To be done: Identify all lines in the listing that include the word "thước", and copy them out.
**** Excerpted data
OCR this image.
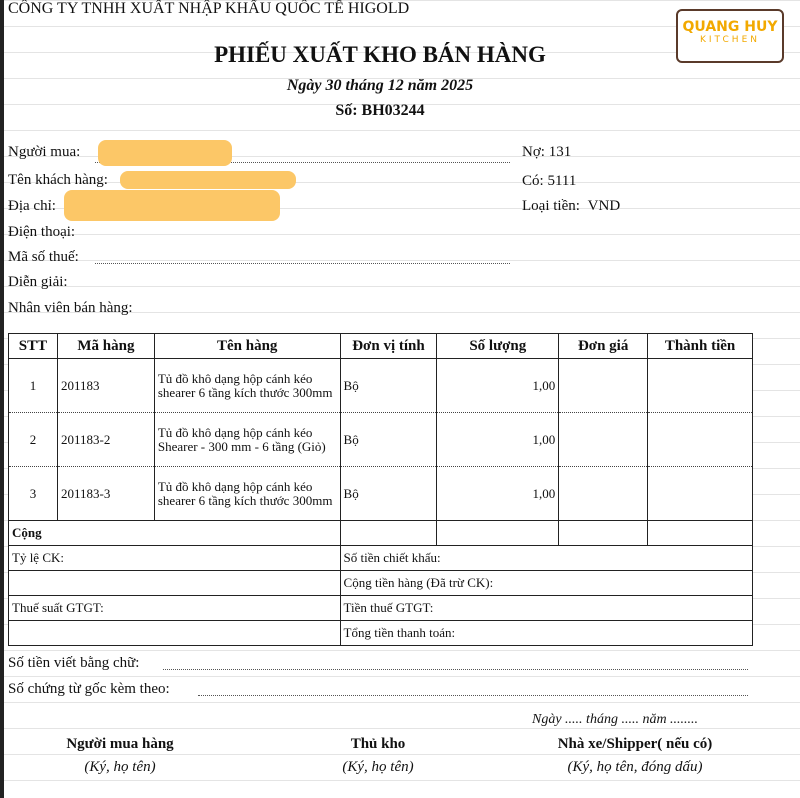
CÔNG TY TNHH XUẤT NHẬP KHẨU QUỐC TẾ HIGOLD
QUANG HUY
KITCHEN
PHIẾU XUẤT KHO BÁN HÀNG
Ngày 30 tháng 12 năm 2025
Số: BH03244
Người mua:
Tên khách hàng:
Địa chỉ:
Điện thoại:
Mã số thuế:
Diễn giải:
Nhân viên bán hàng:
Nợ: 131
Có: 5111
Loại tiền: VND
STT	Mã hàng	Tên hàng	Đơn vị tính	Số lượng	Đơn giá	Thành tiền
1	201183	Tủ đồ khô dạng hộp cánh kéo shearer 6 tầng kích thước 300mm	Bộ	1,00		
2	201183-2	Tủ đồ khô dạng hộp cánh kéo Shearer - 300 mm - 6 tầng (Giỏ)	Bộ	1,00		
3	201183-3	Tủ đồ khô dạng hộp cánh kéo shearer 6 tầng kích thước 300mm	Bộ	1,00		
Cộng						
Tỷ lệ CK:			Số tiền chiết khấu:			
			Cộng tiền hàng (Đã trừ CK):			
Thuế suất GTGT:			Tiền thuế GTGT:			
			Tổng tiền thanh toán:			
Số tiền viết bằng chữ:
Số chứng từ gốc kèm theo:
Ngày ..... tháng ..... năm ........
Người mua hàng
(Ký, họ tên)
Thủ kho
(Ký, họ tên)
Nhà xe/Shipper( nếu có)
(Ký, họ tên, đóng dấu)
********
Exercise result:
1	201183	Tủ đồ khô dạng hộp cánh kéo shearer 6 tầng kích thước 300mm	Bộ	1,00		
3	201183-3	Tủ đồ khô dạng hộp cánh kéo shearer 6 tầng kích thước 300mm	Bộ	1,00		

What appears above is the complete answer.